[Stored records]
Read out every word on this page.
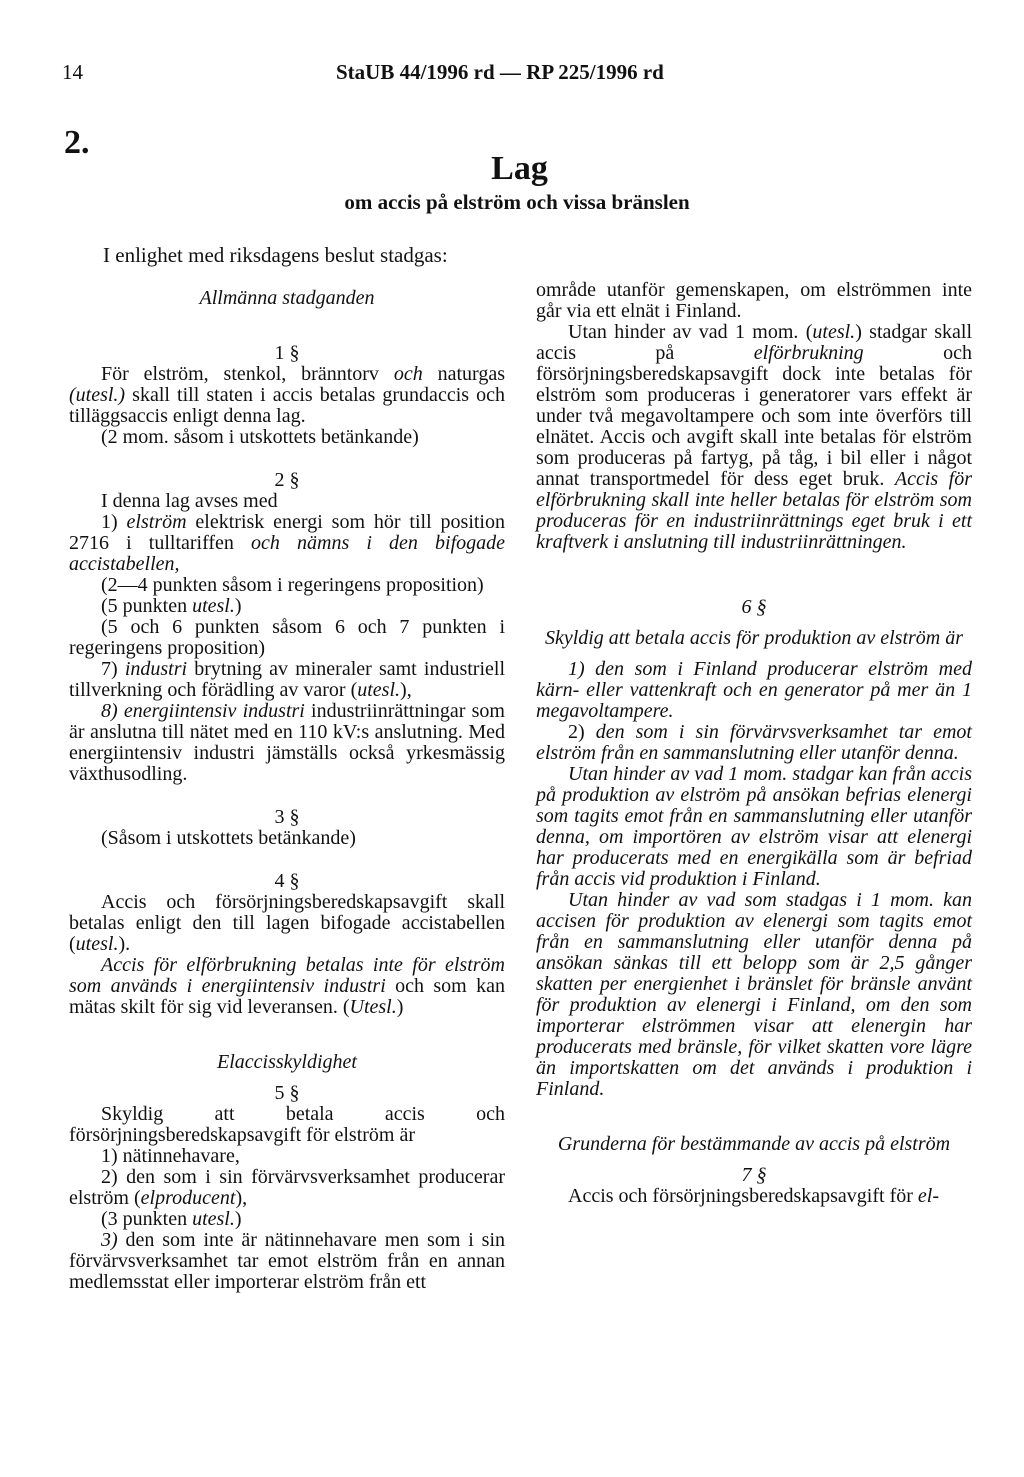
14	StaUB 44/1996 rd — RP 225/1996 rd
2.
Lag
om accis på elström och vissa bränslen
I enlighet med riksdagens beslut stadgas:

Allmänna stadganden

1 §

För elström, stenkol, bränntorv och naturgas (utesl.) skall till staten i accis betalas grundaccis och tilläggsaccis enligt denna lag.

(2 mom. såsom i utskottets betänkande)

2 §

I denna lag avses med

1) elström elektrisk energi som hör till position 2716 i tulltariffen och nämns i den bifogade accistabellen,

(2—4 punkten såsom i regeringens proposition)

(5 punkten utesl.)

(5 och 6 punkten såsom 6 och 7 punkten i regeringens proposition)

7) industri brytning av mineraler samt industriell tillverkning och förädling av varor (utesl.),

8) energiintensiv industri industriinrättningar som är anslutna till nätet med en 110 kV:s anslutning. Med energiintensiv industri jämställs också yrkesmässig växthusodling.

3 §

(Såsom i utskottets betänkande)

4 §

Accis och försörjningsberedskapsavgift skall betalas enligt den till lagen bifogade accistabellen (utesl.).

Accis för elförbrukning betalas inte för elström som används i energiintensiv industri och som kan mätas skilt för sig vid leveransen. (Utesl.)

Elaccisskyldighet

5 §

Skyldig att betala accis och försörjningsberedskapsavgift för elström är

1) nätinnehavare,

2) den som i sin förvärvsverksamhet producerar elström (elproducent),

(3 punkten utesl.)

3) den som inte är nätinnehavare men som i sin förvärvsverksamhet tar emot elström från en annan medlemsstat eller importerar elström från ett

område utanför gemenskapen, om elströmmen inte går via ett elnät i Finland.

Utan hinder av vad 1 mom. (utesl.) stadgar skall accis på elförbrukning och försörjningsberedskapsavgift dock inte betalas för elström som produceras i generatorer vars effekt är under två megavoltampere och som inte överförs till elnätet. Accis och avgift skall inte betalas för elström som produceras på fartyg, på tåg, i bil eller i något annat transportmedel för dess eget bruk. Accis för elförbrukning skall inte heller betalas för elström som produceras för en industriinrättnings eget bruk i ett kraftverk i anslutning till industriinrättningen.

6 §

Skyldig att betala accis för produktion av elström är

1) den som i Finland producerar elström med kärn- eller vattenkraft och en generator på mer än 1 megavoltampere.

2) den som i sin förvärvsverksamhet tar emot elström från en sammanslutning eller utanför denna.

Utan hinder av vad 1 mom. stadgar kan från accis på produktion av elström på ansökan befrias elenergi som tagits emot från en sammanslutning eller utanför denna, om importören av elström visar att elenergi har producerats med en energikälla som är befriad från accis vid produktion i Finland.

Utan hinder av vad som stadgas i 1 mom. kan accisen för produktion av elenergi som tagits emot från en sammanslutning eller utanför denna på ansökan sänkas till ett belopp som är 2,5 gånger skatten per energienhet i bränslet för bränsle använt för produktion av elenergi i Finland, om den som importerar elströmmen visar att elenergin har producerats med bränsle, för vilket skatten vore lägre än importskatten om det används i produktion i Finland.

Grunderna för bestämmande av accis på elström

7 §

Accis och försörjningsberedskapsavgift för el-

* Requirement
Go through the material and select each line with the string "energiintensiv" in it.

* Written solution
8) energiintensiv industri industriinrättningar som är anslutna till nätet med en 110 kV:s anslutning. Med energiintensiv industri jämställs också yrkesmässig växthusodling.
Accis för elförbrukning betalas inte för elström som används i energiintensiv industri och som kan mätas skilt för sig vid leveransen. (Utesl.)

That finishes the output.